Problem to solve:
Count how many lines contain the word "Development". Please give only the number.

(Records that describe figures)
===============

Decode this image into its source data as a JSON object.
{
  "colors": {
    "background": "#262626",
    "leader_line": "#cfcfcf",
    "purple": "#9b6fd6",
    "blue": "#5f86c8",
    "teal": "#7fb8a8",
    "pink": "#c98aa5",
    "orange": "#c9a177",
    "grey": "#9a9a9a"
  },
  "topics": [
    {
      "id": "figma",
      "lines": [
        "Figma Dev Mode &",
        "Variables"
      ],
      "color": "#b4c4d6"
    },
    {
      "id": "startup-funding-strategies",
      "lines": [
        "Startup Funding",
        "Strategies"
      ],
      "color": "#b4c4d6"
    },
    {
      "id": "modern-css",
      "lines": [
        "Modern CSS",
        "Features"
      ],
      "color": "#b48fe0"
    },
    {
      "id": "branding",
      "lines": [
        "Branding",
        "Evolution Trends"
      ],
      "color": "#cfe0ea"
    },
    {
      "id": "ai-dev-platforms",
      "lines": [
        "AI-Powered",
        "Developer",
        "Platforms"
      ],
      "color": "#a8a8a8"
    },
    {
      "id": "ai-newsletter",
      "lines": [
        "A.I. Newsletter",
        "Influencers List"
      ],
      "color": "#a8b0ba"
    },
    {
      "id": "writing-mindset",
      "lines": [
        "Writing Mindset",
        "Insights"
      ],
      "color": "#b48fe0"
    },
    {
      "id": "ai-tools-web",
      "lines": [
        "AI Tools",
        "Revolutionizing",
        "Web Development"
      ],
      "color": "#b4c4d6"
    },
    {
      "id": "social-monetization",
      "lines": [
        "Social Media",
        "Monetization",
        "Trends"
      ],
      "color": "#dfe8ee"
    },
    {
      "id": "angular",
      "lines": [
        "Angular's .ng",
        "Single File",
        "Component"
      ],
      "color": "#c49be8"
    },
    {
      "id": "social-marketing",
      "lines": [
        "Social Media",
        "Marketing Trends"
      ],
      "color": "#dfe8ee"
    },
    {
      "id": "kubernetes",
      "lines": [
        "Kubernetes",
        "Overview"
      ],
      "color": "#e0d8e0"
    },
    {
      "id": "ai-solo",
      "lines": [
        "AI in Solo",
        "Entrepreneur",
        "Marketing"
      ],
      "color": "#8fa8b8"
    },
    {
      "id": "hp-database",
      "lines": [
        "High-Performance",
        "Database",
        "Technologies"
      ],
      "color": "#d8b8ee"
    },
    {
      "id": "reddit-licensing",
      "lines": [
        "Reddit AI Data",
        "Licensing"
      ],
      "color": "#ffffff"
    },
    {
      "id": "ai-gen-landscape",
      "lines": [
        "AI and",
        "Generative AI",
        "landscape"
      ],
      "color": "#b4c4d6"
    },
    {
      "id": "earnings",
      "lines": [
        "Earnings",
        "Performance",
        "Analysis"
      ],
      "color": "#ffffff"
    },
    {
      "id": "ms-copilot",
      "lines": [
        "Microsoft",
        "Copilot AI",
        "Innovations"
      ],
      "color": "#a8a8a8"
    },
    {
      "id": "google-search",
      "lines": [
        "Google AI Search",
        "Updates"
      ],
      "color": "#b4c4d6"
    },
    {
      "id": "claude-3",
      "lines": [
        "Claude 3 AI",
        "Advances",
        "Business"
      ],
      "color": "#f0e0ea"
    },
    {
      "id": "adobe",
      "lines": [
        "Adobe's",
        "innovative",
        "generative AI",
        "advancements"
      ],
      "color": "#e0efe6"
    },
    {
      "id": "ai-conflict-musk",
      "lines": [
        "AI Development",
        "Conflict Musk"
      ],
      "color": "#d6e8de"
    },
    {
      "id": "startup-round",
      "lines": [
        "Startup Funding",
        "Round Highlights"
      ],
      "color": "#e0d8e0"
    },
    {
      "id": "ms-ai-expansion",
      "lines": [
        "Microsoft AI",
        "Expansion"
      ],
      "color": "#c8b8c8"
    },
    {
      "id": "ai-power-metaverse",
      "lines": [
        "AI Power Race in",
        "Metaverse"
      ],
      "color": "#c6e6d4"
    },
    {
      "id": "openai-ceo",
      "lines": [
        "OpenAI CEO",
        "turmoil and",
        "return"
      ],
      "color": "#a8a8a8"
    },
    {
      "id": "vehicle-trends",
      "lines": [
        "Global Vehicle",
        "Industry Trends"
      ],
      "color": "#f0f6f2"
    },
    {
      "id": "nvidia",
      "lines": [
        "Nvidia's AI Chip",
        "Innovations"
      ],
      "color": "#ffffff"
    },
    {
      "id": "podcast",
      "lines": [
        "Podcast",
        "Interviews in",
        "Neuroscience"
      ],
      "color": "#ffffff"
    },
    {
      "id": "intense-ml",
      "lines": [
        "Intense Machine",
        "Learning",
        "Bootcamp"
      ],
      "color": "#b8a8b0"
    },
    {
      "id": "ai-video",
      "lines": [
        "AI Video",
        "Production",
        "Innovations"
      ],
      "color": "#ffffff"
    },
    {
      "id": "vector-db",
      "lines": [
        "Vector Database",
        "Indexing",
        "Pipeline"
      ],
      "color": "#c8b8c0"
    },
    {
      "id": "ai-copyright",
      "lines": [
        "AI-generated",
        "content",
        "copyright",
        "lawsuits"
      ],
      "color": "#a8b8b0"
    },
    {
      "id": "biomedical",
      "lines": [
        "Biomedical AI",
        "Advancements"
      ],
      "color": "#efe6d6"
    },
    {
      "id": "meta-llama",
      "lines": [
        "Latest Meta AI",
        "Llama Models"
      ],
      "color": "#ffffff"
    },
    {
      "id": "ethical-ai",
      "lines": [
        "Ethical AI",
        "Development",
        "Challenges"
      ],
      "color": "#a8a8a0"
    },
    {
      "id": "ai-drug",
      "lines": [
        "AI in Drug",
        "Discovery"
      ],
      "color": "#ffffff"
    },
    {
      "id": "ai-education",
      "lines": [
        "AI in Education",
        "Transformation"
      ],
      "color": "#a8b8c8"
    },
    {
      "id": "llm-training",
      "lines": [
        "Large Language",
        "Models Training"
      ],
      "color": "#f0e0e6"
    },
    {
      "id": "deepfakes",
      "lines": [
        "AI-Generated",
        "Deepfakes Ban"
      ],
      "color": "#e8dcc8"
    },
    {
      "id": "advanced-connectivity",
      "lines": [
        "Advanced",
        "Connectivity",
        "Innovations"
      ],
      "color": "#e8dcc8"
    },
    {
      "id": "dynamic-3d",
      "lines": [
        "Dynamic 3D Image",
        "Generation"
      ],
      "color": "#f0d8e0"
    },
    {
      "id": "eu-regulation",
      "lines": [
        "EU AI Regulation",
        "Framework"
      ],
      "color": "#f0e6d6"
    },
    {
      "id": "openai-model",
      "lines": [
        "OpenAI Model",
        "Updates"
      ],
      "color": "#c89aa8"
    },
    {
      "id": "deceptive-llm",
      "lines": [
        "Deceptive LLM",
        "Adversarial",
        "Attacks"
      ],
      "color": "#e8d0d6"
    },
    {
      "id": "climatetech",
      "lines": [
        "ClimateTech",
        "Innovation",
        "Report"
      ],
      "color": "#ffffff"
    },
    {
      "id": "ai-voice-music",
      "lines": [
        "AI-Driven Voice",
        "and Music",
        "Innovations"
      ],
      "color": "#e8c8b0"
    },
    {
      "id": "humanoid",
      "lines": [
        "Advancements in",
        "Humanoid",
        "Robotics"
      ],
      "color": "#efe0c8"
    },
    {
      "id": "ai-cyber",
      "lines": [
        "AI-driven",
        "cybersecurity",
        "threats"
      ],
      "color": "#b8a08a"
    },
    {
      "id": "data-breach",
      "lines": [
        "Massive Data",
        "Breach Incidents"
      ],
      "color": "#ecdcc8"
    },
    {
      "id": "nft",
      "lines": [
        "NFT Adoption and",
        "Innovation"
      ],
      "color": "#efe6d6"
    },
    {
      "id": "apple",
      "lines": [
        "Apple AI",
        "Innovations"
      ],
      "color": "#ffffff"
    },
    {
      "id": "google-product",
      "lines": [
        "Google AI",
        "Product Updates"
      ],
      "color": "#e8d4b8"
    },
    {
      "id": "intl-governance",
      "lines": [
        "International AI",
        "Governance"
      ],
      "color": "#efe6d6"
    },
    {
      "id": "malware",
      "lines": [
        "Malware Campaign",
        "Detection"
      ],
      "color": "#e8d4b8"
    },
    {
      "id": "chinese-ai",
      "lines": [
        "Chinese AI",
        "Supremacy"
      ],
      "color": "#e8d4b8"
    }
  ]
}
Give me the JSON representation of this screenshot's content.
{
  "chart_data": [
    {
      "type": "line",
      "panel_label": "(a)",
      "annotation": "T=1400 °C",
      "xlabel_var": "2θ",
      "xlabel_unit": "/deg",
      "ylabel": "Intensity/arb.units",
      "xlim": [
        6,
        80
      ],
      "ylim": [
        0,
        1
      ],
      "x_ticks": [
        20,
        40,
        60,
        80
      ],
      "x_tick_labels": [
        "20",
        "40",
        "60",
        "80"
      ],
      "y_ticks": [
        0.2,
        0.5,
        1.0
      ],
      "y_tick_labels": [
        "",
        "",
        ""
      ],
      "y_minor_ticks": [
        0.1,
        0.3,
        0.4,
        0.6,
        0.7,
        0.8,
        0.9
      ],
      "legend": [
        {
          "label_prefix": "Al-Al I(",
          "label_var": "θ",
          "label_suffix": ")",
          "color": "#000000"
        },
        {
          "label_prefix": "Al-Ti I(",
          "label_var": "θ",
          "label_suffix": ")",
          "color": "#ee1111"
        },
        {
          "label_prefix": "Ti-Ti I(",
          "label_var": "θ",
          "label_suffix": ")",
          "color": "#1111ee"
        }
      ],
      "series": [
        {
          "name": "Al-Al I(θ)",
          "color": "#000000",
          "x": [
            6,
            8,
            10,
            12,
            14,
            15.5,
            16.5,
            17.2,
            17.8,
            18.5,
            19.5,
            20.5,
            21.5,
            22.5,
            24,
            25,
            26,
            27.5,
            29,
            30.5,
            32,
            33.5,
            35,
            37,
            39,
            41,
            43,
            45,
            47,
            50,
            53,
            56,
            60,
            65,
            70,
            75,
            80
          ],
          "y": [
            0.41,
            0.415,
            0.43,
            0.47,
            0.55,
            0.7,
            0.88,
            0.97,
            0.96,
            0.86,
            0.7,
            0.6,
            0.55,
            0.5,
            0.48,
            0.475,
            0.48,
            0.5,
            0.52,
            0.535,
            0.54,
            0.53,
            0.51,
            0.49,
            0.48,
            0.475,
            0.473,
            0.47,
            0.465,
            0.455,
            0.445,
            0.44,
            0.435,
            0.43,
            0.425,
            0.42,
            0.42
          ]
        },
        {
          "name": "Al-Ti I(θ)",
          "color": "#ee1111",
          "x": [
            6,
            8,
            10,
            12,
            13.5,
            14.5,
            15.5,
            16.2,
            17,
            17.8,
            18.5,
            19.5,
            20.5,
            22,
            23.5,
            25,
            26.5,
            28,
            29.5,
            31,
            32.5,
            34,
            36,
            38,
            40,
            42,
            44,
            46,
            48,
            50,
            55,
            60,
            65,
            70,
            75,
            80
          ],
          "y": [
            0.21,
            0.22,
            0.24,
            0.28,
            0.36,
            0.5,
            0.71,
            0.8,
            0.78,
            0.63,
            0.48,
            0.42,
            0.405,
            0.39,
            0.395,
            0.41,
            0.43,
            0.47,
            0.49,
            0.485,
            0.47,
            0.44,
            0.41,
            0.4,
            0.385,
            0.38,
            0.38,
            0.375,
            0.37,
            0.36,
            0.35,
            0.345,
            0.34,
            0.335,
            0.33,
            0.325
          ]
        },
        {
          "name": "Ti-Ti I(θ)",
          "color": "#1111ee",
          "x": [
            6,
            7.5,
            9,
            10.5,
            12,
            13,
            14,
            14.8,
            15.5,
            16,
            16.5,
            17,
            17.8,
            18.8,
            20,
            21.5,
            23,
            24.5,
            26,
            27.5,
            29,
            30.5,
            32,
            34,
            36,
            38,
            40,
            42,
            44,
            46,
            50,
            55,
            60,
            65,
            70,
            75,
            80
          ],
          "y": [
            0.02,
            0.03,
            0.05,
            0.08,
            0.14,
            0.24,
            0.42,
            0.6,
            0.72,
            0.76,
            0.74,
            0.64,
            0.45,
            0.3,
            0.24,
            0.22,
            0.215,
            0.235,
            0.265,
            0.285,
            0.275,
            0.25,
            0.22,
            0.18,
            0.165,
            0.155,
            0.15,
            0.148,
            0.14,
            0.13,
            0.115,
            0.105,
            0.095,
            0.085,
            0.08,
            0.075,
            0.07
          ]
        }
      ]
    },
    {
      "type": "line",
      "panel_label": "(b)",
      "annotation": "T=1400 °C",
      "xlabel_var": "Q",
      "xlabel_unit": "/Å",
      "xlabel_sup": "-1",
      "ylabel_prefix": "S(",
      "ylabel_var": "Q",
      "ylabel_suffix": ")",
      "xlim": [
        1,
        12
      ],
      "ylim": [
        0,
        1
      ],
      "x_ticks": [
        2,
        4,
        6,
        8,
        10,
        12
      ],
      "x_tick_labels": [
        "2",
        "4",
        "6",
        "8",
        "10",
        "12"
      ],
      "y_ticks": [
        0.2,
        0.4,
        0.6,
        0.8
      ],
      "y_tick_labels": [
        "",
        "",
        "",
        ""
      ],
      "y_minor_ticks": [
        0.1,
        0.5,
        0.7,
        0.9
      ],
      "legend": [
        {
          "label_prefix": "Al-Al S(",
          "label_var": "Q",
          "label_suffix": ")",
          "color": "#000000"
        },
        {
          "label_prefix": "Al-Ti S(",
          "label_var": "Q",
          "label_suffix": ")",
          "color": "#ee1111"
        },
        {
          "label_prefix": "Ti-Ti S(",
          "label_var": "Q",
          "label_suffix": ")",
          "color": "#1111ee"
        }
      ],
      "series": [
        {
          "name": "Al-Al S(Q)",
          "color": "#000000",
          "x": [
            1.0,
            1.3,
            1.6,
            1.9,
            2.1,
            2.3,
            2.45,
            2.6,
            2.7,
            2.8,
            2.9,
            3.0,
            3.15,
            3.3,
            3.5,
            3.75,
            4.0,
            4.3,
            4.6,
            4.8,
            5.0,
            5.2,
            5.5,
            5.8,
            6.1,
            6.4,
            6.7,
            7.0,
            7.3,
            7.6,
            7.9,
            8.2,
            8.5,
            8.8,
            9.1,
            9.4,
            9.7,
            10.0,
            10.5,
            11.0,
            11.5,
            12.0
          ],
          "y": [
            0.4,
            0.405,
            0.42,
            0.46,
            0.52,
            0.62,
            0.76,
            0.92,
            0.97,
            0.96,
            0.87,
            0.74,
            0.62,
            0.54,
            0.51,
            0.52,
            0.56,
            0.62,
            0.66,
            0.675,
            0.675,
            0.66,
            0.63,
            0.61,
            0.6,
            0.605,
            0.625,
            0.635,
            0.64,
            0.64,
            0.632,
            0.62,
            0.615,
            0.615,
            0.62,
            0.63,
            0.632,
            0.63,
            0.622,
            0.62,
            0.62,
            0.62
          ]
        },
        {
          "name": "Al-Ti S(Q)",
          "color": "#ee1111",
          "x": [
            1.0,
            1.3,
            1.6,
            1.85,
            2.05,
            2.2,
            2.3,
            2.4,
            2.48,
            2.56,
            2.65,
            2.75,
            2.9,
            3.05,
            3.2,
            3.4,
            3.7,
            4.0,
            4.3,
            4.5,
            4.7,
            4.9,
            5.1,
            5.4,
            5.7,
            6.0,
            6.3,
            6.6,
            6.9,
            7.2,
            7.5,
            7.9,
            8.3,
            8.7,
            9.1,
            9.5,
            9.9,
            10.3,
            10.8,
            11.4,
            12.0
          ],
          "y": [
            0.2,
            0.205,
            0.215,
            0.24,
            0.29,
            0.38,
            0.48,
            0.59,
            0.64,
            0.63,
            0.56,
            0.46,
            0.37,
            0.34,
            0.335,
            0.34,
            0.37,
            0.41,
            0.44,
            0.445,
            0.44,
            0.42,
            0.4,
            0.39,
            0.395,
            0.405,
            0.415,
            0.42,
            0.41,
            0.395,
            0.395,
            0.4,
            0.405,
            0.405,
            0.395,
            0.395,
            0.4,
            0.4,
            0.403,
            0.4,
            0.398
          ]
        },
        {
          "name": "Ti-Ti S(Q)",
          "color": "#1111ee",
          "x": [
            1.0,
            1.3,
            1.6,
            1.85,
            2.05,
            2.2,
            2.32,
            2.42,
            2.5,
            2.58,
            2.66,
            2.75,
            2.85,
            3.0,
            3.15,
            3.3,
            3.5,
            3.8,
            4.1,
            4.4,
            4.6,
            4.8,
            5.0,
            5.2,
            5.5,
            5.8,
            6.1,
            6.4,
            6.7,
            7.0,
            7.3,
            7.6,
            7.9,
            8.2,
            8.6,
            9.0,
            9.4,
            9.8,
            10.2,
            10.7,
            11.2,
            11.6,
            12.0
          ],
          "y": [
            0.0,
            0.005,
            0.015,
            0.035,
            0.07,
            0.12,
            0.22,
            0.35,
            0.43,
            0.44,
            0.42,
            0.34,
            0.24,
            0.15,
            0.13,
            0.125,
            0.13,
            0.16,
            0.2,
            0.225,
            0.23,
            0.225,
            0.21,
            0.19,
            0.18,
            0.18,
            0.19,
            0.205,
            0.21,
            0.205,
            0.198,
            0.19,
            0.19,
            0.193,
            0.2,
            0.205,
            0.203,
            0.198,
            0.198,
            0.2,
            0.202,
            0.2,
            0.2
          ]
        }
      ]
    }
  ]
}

===============

Reply:
3